Task description –
Reproduce each of the items below verbatim, line for line, in the same order.

Start Extracted data

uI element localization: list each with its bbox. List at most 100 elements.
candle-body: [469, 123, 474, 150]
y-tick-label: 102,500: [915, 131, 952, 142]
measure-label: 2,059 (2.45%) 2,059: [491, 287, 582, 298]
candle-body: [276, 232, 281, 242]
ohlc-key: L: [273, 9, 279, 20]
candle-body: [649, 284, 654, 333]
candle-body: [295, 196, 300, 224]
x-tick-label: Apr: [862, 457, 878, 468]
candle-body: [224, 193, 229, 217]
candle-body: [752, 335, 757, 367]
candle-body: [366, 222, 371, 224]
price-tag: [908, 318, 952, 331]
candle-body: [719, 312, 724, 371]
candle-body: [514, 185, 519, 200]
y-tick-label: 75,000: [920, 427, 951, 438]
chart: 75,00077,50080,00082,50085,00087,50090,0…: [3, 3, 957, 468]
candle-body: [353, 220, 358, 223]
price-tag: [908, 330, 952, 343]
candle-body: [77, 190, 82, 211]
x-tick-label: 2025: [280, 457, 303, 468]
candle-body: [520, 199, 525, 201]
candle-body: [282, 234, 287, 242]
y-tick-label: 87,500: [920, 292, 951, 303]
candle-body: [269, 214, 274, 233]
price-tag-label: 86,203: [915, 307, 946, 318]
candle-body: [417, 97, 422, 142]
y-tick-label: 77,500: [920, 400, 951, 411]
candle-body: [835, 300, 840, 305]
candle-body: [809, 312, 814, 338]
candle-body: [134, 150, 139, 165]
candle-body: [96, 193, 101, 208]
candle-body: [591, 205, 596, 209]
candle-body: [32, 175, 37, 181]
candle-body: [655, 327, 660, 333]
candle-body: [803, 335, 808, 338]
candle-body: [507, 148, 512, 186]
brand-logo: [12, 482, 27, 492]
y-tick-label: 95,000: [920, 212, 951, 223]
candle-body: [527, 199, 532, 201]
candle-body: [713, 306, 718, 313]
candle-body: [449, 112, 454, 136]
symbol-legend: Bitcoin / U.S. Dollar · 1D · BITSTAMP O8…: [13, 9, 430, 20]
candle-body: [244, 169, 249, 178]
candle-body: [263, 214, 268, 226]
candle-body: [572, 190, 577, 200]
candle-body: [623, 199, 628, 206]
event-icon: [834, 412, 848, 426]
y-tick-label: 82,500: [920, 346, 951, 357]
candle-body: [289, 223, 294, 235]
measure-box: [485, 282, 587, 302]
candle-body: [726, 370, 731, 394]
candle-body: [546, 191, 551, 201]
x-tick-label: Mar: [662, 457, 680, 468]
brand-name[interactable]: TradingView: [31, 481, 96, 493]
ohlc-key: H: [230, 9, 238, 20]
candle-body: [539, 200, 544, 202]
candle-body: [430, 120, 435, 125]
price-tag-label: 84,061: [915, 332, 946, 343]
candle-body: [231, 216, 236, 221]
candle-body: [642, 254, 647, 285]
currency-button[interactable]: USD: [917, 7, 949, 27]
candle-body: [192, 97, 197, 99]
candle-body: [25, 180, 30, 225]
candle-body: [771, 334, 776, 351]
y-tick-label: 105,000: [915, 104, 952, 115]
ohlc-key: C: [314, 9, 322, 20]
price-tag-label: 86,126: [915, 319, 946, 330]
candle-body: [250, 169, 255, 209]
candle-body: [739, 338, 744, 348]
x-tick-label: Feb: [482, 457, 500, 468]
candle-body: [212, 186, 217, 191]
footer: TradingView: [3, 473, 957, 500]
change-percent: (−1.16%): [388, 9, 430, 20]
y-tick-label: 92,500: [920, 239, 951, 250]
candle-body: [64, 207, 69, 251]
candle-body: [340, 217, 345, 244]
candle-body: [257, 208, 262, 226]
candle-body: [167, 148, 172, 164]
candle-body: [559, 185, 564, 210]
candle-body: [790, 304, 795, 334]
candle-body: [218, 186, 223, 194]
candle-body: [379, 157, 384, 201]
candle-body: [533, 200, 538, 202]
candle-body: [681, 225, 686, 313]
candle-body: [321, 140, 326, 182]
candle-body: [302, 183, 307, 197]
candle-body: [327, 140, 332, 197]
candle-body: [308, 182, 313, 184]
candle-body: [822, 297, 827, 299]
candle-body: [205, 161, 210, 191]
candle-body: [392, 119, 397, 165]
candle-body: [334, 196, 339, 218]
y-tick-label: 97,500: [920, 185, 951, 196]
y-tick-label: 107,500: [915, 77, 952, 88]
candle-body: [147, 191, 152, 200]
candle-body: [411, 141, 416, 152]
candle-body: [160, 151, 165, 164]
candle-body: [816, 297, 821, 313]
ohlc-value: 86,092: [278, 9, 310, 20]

End Extracted data

Written answer –
uI element localization: list each with its bbox. List at most 100 elements.
candle-body: [469, 123, 474, 150]
y-tick-label: 102,500: [915, 131, 952, 142]
measure-label: 2,059 (2.45%) 2,059: [491, 287, 582, 298]
candle-body: [276, 232, 281, 242]
ohlc-key: L: [273, 9, 279, 20]
candle-body: [649, 284, 654, 333]
candle-body: [295, 196, 300, 224]
x-tick-label: Apr: [862, 457, 878, 468]
candle-body: [224, 193, 229, 217]
candle-body: [752, 335, 757, 367]
candle-body: [366, 222, 371, 224]
price-tag: [908, 318, 952, 331]
candle-body: [719, 312, 724, 371]
candle-body: [514, 185, 519, 200]
y-tick-label: 75,000: [920, 427, 951, 438]
chart: 75,00077,50080,00082,50085,00087,50090,0…: [3, 3, 957, 468]
candle-body: [353, 220, 358, 223]
price-tag: [908, 330, 952, 343]
candle-body: [77, 190, 82, 211]
x-tick-label: 2025: [280, 457, 303, 468]
candle-body: [520, 199, 525, 201]
candle-body: [282, 234, 287, 242]
y-tick-label: 87,500: [920, 292, 951, 303]
candle-body: [269, 214, 274, 233]
price-tag-label: 86,203: [915, 307, 946, 318]
candle-body: [417, 97, 422, 142]
y-tick-label: 77,500: [920, 400, 951, 411]
candle-body: [835, 300, 840, 305]
candle-body: [809, 312, 814, 338]
candle-body: [134, 150, 139, 165]
candle-body: [96, 193, 101, 208]
candle-body: [591, 205, 596, 209]
candle-body: [32, 175, 37, 181]
candle-body: [655, 327, 660, 333]
candle-body: [803, 335, 808, 338]
candle-body: [507, 148, 512, 186]
brand-logo: [12, 482, 27, 492]
y-tick-label: 95,000: [920, 212, 951, 223]
candle-body: [527, 199, 532, 201]
candle-body: [713, 306, 718, 313]
candle-body: [449, 112, 454, 136]
symbol-legend: Bitcoin / U.S. Dollar · 1D · BITSTAMP O8…: [13, 9, 430, 20]
candle-body: [244, 169, 249, 178]
candle-body: [263, 214, 268, 226]
candle-body: [572, 190, 577, 200]
candle-body: [623, 199, 628, 206]
event-icon: [834, 412, 848, 426]
y-tick-label: 82,500: [920, 346, 951, 357]
candle-body: [289, 223, 294, 235]
measure-box: [485, 282, 587, 302]
candle-body: [726, 370, 731, 394]
candle-body: [546, 191, 551, 201]
x-tick-label: Mar: [662, 457, 680, 468]
brand-name[interactable]: TradingView: [31, 481, 96, 493]
ohlc-key: H: [230, 9, 238, 20]
candle-body: [539, 200, 544, 202]
candle-body: [430, 120, 435, 125]
price-tag-label: 84,061: [915, 332, 946, 343]
candle-body: [231, 216, 236, 221]
candle-body: [642, 254, 647, 285]
currency-button[interactable]: USD: [917, 7, 949, 27]
candle-body: [192, 97, 197, 99]
candle-body: [25, 180, 30, 225]
candle-body: [771, 334, 776, 351]
y-tick-label: 105,000: [915, 104, 952, 115]
ohlc-key: C: [314, 9, 322, 20]
price-tag-label: 86,126: [915, 319, 946, 330]
candle-body: [250, 169, 255, 209]
candle-body: [739, 338, 744, 348]
x-tick-label: Feb: [482, 457, 500, 468]
candle-body: [212, 186, 217, 191]
footer: TradingView: [3, 473, 957, 500]
change-percent: (−1.16%): [388, 9, 430, 20]
y-tick-label: 92,500: [920, 239, 951, 250]
candle-body: [64, 207, 69, 251]
candle-body: [340, 217, 345, 244]
candle-body: [257, 208, 262, 226]
candle-body: [167, 148, 172, 164]
candle-body: [559, 185, 564, 210]
candle-body: [790, 304, 795, 334]
candle-body: [218, 186, 223, 194]
candle-body: [379, 157, 384, 201]
candle-body: [533, 200, 538, 202]
candle-body: [681, 225, 686, 313]
candle-body: [321, 140, 326, 182]
candle-body: [302, 183, 307, 197]
candle-body: [327, 140, 332, 197]
candle-body: [308, 182, 313, 184]
candle-body: [822, 297, 827, 299]
candle-body: [205, 161, 210, 191]
candle-body: [392, 119, 397, 165]
candle-body: [334, 196, 339, 218]
y-tick-label: 97,500: [920, 185, 951, 196]
y-tick-label: 107,500: [915, 77, 952, 88]
candle-body: [147, 191, 152, 200]
candle-body: [411, 141, 416, 152]
candle-body: [160, 151, 165, 164]
candle-body: [816, 297, 821, 313]
ohlc-value: 86,092: [278, 9, 310, 20]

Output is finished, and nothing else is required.